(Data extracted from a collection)

--------------------------------------------------

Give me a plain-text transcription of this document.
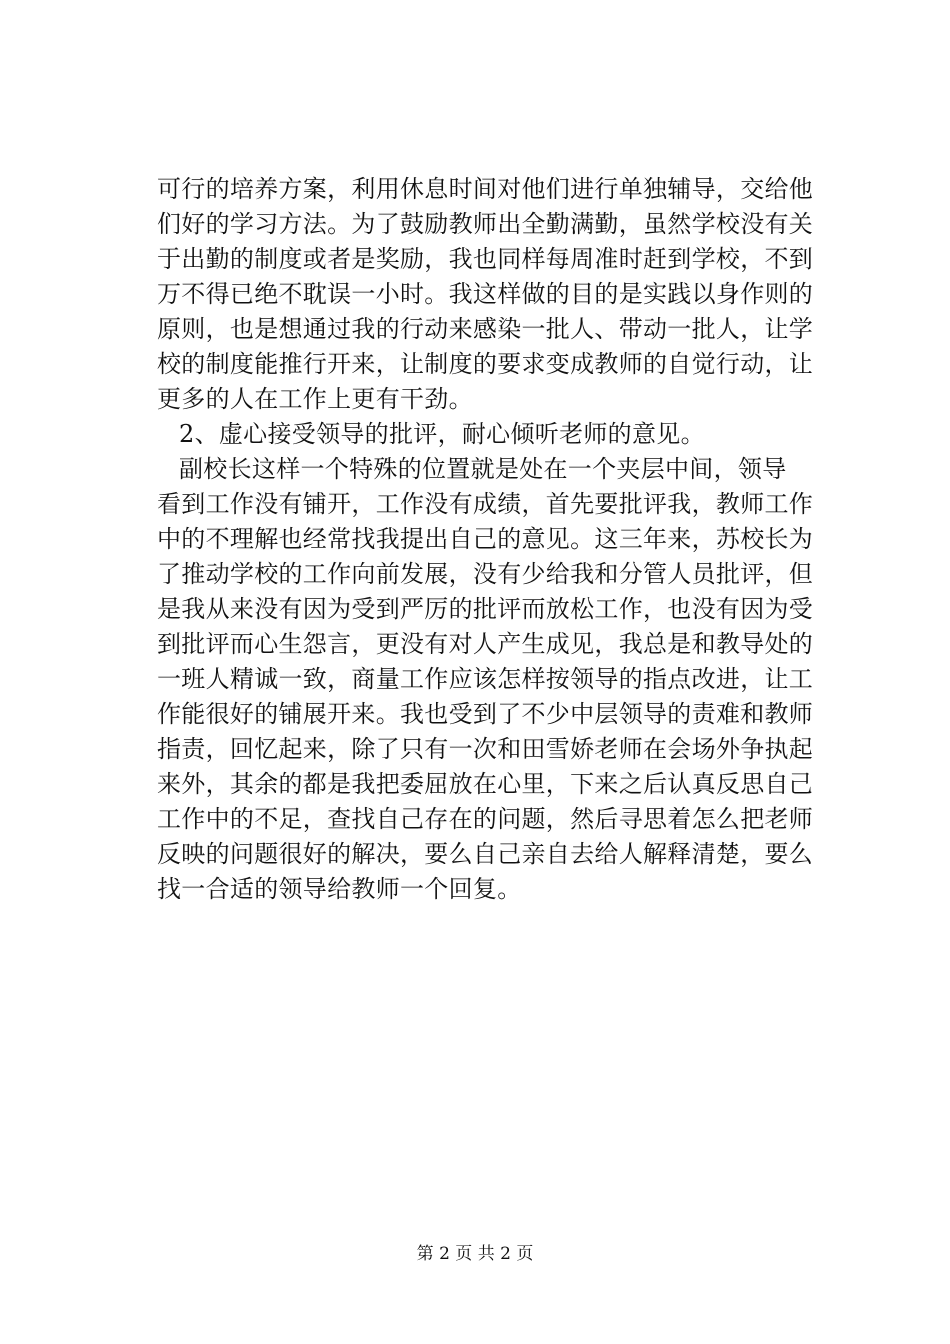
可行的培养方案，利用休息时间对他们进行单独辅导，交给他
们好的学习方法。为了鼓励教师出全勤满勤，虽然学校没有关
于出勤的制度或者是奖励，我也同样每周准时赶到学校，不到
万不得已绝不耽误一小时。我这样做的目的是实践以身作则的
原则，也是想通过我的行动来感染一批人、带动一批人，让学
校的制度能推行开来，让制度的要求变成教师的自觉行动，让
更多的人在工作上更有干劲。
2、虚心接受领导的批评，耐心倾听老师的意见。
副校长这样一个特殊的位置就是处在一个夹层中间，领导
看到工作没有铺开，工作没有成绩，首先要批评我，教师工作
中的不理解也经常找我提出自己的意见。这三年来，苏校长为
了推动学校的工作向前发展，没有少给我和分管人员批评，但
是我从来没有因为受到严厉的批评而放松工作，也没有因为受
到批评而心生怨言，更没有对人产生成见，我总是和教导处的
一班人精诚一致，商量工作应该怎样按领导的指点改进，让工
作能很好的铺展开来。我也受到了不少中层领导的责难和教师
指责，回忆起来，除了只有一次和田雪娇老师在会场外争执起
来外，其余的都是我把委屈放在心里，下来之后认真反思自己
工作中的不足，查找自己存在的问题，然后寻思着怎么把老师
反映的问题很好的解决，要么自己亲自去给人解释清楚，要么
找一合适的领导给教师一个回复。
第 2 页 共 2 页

--------------------------------------------------

Objective — Repeat the listing in full and exactly. Do not include any images.

Solution below —
Give me a plain-text transcription of this document.
可行的培养方案，利用休息时间对他们进行单独辅导，交给他
们好的学习方法。为了鼓励教师出全勤满勤，虽然学校没有关
于出勤的制度或者是奖励，我也同样每周准时赶到学校，不到
万不得已绝不耽误一小时。我这样做的目的是实践以身作则的
原则，也是想通过我的行动来感染一批人、带动一批人，让学
校的制度能推行开来，让制度的要求变成教师的自觉行动，让
更多的人在工作上更有干劲。
2、虚心接受领导的批评，耐心倾听老师的意见。
副校长这样一个特殊的位置就是处在一个夹层中间，领导
看到工作没有铺开，工作没有成绩，首先要批评我，教师工作
中的不理解也经常找我提出自己的意见。这三年来，苏校长为
了推动学校的工作向前发展，没有少给我和分管人员批评，但
是我从来没有因为受到严厉的批评而放松工作，也没有因为受
到批评而心生怨言，更没有对人产生成见，我总是和教导处的
一班人精诚一致，商量工作应该怎样按领导的指点改进，让工
作能很好的铺展开来。我也受到了不少中层领导的责难和教师
指责，回忆起来，除了只有一次和田雪娇老师在会场外争执起
来外，其余的都是我把委屈放在心里，下来之后认真反思自己
工作中的不足，查找自己存在的问题，然后寻思着怎么把老师
反映的问题很好的解决，要么自己亲自去给人解释清楚，要么
找一合适的领导给教师一个回复。
第 2 页 共 2 页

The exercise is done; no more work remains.